EXERCISE:
Copy all the data exactly, except the pictures.
++++ DATA ++++
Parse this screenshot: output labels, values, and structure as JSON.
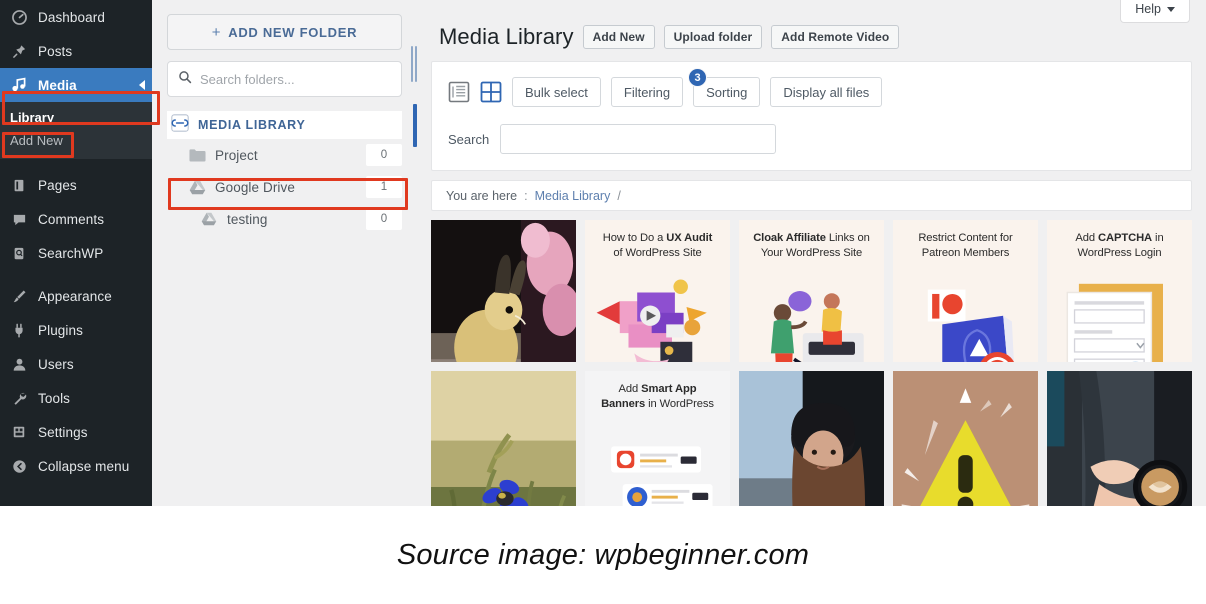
{
  "sidebar": {
    "items": [
      {
        "label": "Dashboard",
        "icon": "dashboard-icon",
        "active": false
      },
      {
        "label": "Posts",
        "icon": "pin-icon",
        "active": false
      },
      {
        "label": "Media",
        "icon": "media-icon",
        "active": true
      },
      {
        "label": "Pages",
        "icon": "pages-icon",
        "active": false
      },
      {
        "label": "Comments",
        "icon": "comments-icon",
        "active": false
      },
      {
        "label": "SearchWP",
        "icon": "searchwp-icon",
        "active": false
      },
      {
        "label": "Appearance",
        "icon": "brush-icon",
        "active": false
      },
      {
        "label": "Plugins",
        "icon": "plug-icon",
        "active": false
      },
      {
        "label": "Users",
        "icon": "users-icon",
        "active": false
      },
      {
        "label": "Tools",
        "icon": "wrench-icon",
        "active": false
      },
      {
        "label": "Settings",
        "icon": "settings-icon",
        "active": false
      },
      {
        "label": "Collapse menu",
        "icon": "collapse-icon",
        "active": false
      }
    ],
    "submenu": [
      {
        "label": "Library",
        "current": true
      },
      {
        "label": "Add New",
        "current": false
      }
    ],
    "active_color": "#3a7bbf",
    "background": "#1d2327"
  },
  "folders": {
    "add_folder_label": "ADD NEW FOLDER",
    "add_folder_plus": "+",
    "search_placeholder": "Search folders...",
    "search_value": "",
    "tree_header": "MEDIA LIBRARY",
    "tree_header_icon": "folders-link-icon",
    "rows": [
      {
        "name": "Project",
        "count": "0",
        "icon": "folder-icon",
        "level": 1,
        "highlighted": false
      },
      {
        "name": "Google Drive",
        "count": "1",
        "icon": "google-drive-icon",
        "level": 1,
        "highlighted": true
      },
      {
        "name": "testing",
        "count": "0",
        "icon": "google-drive-icon",
        "level": 2,
        "highlighted": false
      }
    ]
  },
  "main": {
    "help_label": "Help",
    "page_title": "Media Library",
    "title_buttons": [
      {
        "label": "Add New"
      },
      {
        "label": "Upload folder"
      },
      {
        "label": "Add Remote Video"
      }
    ],
    "toolbar": {
      "list_view_icon": "list-view-icon",
      "grid_view_icon": "grid-view-icon",
      "buttons": [
        {
          "label": "Bulk select"
        },
        {
          "label": "Filtering"
        },
        {
          "label": "Sorting"
        },
        {
          "label": "Display all files"
        }
      ],
      "filter_badge_count": "3",
      "badge_color": "#2f66b3"
    },
    "search": {
      "label": "Search",
      "value": "",
      "placeholder": ""
    },
    "breadcrumb": {
      "prefix": "You are here",
      "separator": ":",
      "link": "Media Library",
      "trailing": "/"
    }
  },
  "media_grid": {
    "items": [
      {
        "type": "photo",
        "kind": "rabbit-photo",
        "title": ""
      },
      {
        "type": "card",
        "kind": "ux-audit-card",
        "line1_plain": "How to Do a ",
        "line1_bold": "UX Audit",
        "line2_plain": "of WordPress Site",
        "line2_bold": ""
      },
      {
        "type": "card",
        "kind": "cloak-affiliate-card",
        "line1_plain": "Links on",
        "line1_bold": "Cloak Affiliate",
        "line2_plain": "Your WordPress Site",
        "line2_bold": ""
      },
      {
        "type": "card",
        "kind": "patreon-restrict-card",
        "line1_plain": "Restrict Content for",
        "line1_bold": "",
        "line2_plain": "Patreon Members",
        "line2_bold": ""
      },
      {
        "type": "card",
        "kind": "captcha-login-card",
        "line1_plain": "Add ",
        "line1_bold": "CAPTCHA",
        "line1_suffix": " in",
        "line2_plain": "WordPress Login",
        "line2_bold": ""
      },
      {
        "type": "photo",
        "kind": "cornflower-photo",
        "title": ""
      },
      {
        "type": "card",
        "kind": "smart-app-banners-card",
        "line1_plain": "Add ",
        "line1_bold": "Smart App",
        "line2_plain": " in WordPress",
        "line2_bold": "Banners"
      },
      {
        "type": "photo",
        "kind": "woman-beanie-photo",
        "title": ""
      },
      {
        "type": "photo",
        "kind": "warning-sign-photo",
        "title": ""
      },
      {
        "type": "photo",
        "kind": "coffee-cup-photo",
        "title": ""
      }
    ]
  },
  "annotations": {
    "color": "#e0391f",
    "boxes": [
      {
        "name": "media-menu-highlight"
      },
      {
        "name": "library-submenu-highlight"
      },
      {
        "name": "google-drive-folder-highlight"
      }
    ]
  },
  "caption": {
    "text": "Source image: wpbeginner.com"
  }
}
++++
EXPECTED OUTPUT:
Parse this screenshot: output labels, values, and structure as JSON.
{
  "sidebar": {
    "items": [
      {
        "label": "Dashboard",
        "icon": "dashboard-icon",
        "active": false
      },
      {
        "label": "Posts",
        "icon": "pin-icon",
        "active": false
      },
      {
        "label": "Media",
        "icon": "media-icon",
        "active": true
      },
      {
        "label": "Pages",
        "icon": "pages-icon",
        "active": false
      },
      {
        "label": "Comments",
        "icon": "comments-icon",
        "active": false
      },
      {
        "label": "SearchWP",
        "icon": "searchwp-icon",
        "active": false
      },
      {
        "label": "Appearance",
        "icon": "brush-icon",
        "active": false
      },
      {
        "label": "Plugins",
        "icon": "plug-icon",
        "active": false
      },
      {
        "label": "Users",
        "icon": "users-icon",
        "active": false
      },
      {
        "label": "Tools",
        "icon": "wrench-icon",
        "active": false
      },
      {
        "label": "Settings",
        "icon": "settings-icon",
        "active": false
      },
      {
        "label": "Collapse menu",
        "icon": "collapse-icon",
        "active": false
      }
    ],
    "submenu": [
      {
        "label": "Library",
        "current": true
      },
      {
        "label": "Add New",
        "current": false
      }
    ],
    "active_color": "#3a7bbf",
    "background": "#1d2327"
  },
  "folders": {
    "add_folder_label": "ADD NEW FOLDER",
    "add_folder_plus": "+",
    "search_placeholder": "Search folders...",
    "search_value": "",
    "tree_header": "MEDIA LIBRARY",
    "tree_header_icon": "folders-link-icon",
    "rows": [
      {
        "name": "Project",
        "count": "0",
        "icon": "folder-icon",
        "level": 1,
        "highlighted": false
      },
      {
        "name": "Google Drive",
        "count": "1",
        "icon": "google-drive-icon",
        "level": 1,
        "highlighted": true
      },
      {
        "name": "testing",
        "count": "0",
        "icon": "google-drive-icon",
        "level": 2,
        "highlighted": false
      }
    ]
  },
  "main": {
    "help_label": "Help",
    "page_title": "Media Library",
    "title_buttons": [
      {
        "label": "Add New"
      },
      {
        "label": "Upload folder"
      },
      {
        "label": "Add Remote Video"
      }
    ],
    "toolbar": {
      "list_view_icon": "list-view-icon",
      "grid_view_icon": "grid-view-icon",
      "buttons": [
        {
          "label": "Bulk select"
        },
        {
          "label": "Filtering"
        },
        {
          "label": "Sorting"
        },
        {
          "label": "Display all files"
        }
      ],
      "filter_badge_count": "3",
      "badge_color": "#2f66b3"
    },
    "search": {
      "label": "Search",
      "value": "",
      "placeholder": ""
    },
    "breadcrumb": {
      "prefix": "You are here",
      "separator": ":",
      "link": "Media Library",
      "trailing": "/"
    }
  },
  "media_grid": {
    "items": [
      {
        "type": "photo",
        "kind": "rabbit-photo",
        "title": ""
      },
      {
        "type": "card",
        "kind": "ux-audit-card",
        "line1_plain": "How to Do a ",
        "line1_bold": "UX Audit",
        "line2_plain": "of WordPress Site",
        "line2_bold": ""
      },
      {
        "type": "card",
        "kind": "cloak-affiliate-card",
        "line1_plain": "Links on",
        "line1_bold": "Cloak Affiliate",
        "line2_plain": "Your WordPress Site",
        "line2_bold": ""
      },
      {
        "type": "card",
        "kind": "patreon-restrict-card",
        "line1_plain": "Restrict Content for",
        "line1_bold": "",
        "line2_plain": "Patreon Members",
        "line2_bold": ""
      },
      {
        "type": "card",
        "kind": "captcha-login-card",
        "line1_plain": "Add ",
        "line1_bold": "CAPTCHA",
        "line1_suffix": " in",
        "line2_plain": "WordPress Login",
        "line2_bold": ""
      },
      {
        "type": "photo",
        "kind": "cornflower-photo",
        "title": ""
      },
      {
        "type": "card",
        "kind": "smart-app-banners-card",
        "line1_plain": "Add ",
        "line1_bold": "Smart App",
        "line2_plain": " in WordPress",
        "line2_bold": "Banners"
      },
      {
        "type": "photo",
        "kind": "woman-beanie-photo",
        "title": ""
      },
      {
        "type": "photo",
        "kind": "warning-sign-photo",
        "title": ""
      },
      {
        "type": "photo",
        "kind": "coffee-cup-photo",
        "title": ""
      }
    ]
  },
  "annotations": {
    "color": "#e0391f",
    "boxes": [
      {
        "name": "media-menu-highlight"
      },
      {
        "name": "library-submenu-highlight"
      },
      {
        "name": "google-drive-folder-highlight"
      }
    ]
  },
  "caption": {
    "text": "Source image: wpbeginner.com"
  }
}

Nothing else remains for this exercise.